▸ **EXTRACTED TEXT**:
Hi everyone,
I have two questions :
1/ Is there another way besides liquid nitrogen to crush animal tissues stored in the freezer ?
2/ To homogenize samples , which buffer solutions would be most suitable or rather how we choose the right solution to use ?
All that, in order to carry out enzymatic assay tests
thank you in advance for your answers.
Unless the tissue has been dried, it will essentially be a block of ice and any homogenizer will have a fairly difficult time homogenizing it - at least before it thaws. Ordinarily I would recommend a bead mill homogenizer such as one of these: https://homogenizers.net/collections/bead-mill-homogenizers ... but know that the samples will thaw during homogenization.
I'll defer on answering the buffer question specifically, and simply say that homogenizers are not sensitive to the buffer used; you can use whatever buffer is most appropriate for your downstream application.

▸ **INFORMATION**:
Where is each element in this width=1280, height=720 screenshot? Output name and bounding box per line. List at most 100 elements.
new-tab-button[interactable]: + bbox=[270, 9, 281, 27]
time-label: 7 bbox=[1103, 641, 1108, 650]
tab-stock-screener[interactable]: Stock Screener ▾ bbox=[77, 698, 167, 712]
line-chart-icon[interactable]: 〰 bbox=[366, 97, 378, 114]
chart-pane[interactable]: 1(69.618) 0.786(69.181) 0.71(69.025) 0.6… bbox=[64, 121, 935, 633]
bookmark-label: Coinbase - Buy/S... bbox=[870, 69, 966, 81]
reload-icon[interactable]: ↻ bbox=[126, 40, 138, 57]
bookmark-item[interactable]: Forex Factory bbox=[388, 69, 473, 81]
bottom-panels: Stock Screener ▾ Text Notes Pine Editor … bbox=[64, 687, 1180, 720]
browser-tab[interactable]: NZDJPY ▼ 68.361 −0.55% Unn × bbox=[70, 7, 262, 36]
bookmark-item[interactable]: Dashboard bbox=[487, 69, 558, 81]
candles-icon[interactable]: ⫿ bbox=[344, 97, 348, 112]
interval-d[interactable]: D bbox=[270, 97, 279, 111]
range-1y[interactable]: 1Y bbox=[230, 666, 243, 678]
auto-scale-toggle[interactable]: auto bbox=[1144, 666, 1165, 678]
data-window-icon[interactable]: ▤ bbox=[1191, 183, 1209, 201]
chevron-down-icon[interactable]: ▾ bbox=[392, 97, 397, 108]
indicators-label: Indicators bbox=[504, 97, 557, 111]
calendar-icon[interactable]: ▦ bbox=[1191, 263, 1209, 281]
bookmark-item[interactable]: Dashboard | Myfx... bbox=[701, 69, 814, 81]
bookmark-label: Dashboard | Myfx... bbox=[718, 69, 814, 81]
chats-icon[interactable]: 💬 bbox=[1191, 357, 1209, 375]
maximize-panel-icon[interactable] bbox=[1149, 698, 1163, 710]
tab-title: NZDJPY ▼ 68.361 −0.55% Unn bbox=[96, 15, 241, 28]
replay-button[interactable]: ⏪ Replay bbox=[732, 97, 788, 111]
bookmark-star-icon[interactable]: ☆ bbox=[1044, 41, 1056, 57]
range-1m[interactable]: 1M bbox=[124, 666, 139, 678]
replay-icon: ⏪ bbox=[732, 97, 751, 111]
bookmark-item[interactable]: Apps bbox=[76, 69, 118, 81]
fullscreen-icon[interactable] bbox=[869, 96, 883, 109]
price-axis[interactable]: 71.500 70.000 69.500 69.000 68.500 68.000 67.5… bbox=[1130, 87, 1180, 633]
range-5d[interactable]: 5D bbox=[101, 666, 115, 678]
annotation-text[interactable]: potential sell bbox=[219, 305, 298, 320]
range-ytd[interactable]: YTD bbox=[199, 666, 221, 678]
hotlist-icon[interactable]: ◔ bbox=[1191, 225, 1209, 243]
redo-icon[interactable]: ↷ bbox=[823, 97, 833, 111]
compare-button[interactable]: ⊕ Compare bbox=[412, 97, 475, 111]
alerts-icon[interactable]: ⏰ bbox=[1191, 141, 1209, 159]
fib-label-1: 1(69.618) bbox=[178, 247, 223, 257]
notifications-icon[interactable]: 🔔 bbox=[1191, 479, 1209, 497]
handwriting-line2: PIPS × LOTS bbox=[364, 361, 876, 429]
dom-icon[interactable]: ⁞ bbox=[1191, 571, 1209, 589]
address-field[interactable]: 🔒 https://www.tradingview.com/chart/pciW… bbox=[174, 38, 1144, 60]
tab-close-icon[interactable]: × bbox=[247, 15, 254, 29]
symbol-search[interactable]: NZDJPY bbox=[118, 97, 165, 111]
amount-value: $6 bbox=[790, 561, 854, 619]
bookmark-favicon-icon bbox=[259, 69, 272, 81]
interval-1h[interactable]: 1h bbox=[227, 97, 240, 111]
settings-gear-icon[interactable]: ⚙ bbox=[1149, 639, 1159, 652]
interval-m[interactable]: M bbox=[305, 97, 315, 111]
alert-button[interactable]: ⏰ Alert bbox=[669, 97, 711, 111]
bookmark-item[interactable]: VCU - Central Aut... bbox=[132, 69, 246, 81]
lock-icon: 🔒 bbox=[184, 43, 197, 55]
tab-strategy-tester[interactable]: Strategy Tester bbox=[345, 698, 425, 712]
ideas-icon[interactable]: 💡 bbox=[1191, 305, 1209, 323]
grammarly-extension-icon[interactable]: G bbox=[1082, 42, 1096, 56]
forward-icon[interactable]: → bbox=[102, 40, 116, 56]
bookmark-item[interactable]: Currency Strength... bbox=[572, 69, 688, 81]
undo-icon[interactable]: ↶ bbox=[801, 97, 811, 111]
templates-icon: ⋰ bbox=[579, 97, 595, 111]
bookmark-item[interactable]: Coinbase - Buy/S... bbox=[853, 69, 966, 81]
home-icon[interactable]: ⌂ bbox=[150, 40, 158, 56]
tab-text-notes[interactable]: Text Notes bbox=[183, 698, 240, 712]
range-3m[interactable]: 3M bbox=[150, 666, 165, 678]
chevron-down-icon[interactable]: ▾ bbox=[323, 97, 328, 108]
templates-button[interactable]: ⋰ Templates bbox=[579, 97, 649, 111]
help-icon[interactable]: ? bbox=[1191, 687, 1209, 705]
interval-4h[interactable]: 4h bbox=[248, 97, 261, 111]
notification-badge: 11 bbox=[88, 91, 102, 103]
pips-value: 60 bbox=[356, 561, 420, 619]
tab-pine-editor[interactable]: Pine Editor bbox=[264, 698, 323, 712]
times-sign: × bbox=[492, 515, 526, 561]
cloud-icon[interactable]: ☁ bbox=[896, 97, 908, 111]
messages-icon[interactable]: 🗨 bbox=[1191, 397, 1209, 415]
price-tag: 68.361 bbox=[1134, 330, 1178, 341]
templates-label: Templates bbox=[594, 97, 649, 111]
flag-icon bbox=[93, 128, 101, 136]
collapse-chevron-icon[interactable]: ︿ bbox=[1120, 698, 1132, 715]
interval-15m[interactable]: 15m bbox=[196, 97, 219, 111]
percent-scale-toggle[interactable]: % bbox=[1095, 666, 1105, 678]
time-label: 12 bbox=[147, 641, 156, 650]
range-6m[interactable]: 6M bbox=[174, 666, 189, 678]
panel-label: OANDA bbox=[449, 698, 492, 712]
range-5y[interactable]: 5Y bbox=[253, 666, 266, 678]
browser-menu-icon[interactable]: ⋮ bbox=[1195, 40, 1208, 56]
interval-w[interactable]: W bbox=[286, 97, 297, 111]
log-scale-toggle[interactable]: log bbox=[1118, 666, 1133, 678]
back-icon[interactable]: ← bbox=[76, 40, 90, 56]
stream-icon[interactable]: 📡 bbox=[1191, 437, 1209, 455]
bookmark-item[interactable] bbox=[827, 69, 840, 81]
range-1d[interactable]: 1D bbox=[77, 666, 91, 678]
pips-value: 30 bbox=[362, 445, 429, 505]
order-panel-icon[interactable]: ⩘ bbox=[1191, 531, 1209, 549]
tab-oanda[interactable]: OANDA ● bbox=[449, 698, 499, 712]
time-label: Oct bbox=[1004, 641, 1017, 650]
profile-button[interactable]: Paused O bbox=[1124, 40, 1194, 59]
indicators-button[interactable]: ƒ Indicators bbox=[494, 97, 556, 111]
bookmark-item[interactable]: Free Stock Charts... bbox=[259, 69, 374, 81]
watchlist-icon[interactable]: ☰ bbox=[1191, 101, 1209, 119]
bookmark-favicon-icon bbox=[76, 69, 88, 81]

▸ **WHAT NEEDS TO BE DONE**:
Rewrite the forum thread on homogenizing frozen animal tissue from "2/ To homogenize" to "thaw during homogenization.", putting "frozen block" in place of "block of ice".

▸ **TASK RESPONSE**:
2/ To homogenize samples , which buffer solutions would be most suitable or rather how we choose the right solution to use ?
All that, in order to carry out enzymatic assay tests
thank you in advance for your answers.
Unless the tissue has been dried, it will essentially be a frozen block and any homogenizer will have a fairly difficult time homogenizing it - at least before it thaws. Ordinarily I would recommend a bead mill homogenizer such as one of these: https://homogenizers.net/collections/bead-mill-homogenizers ... but know that the samples will thaw during homogenization.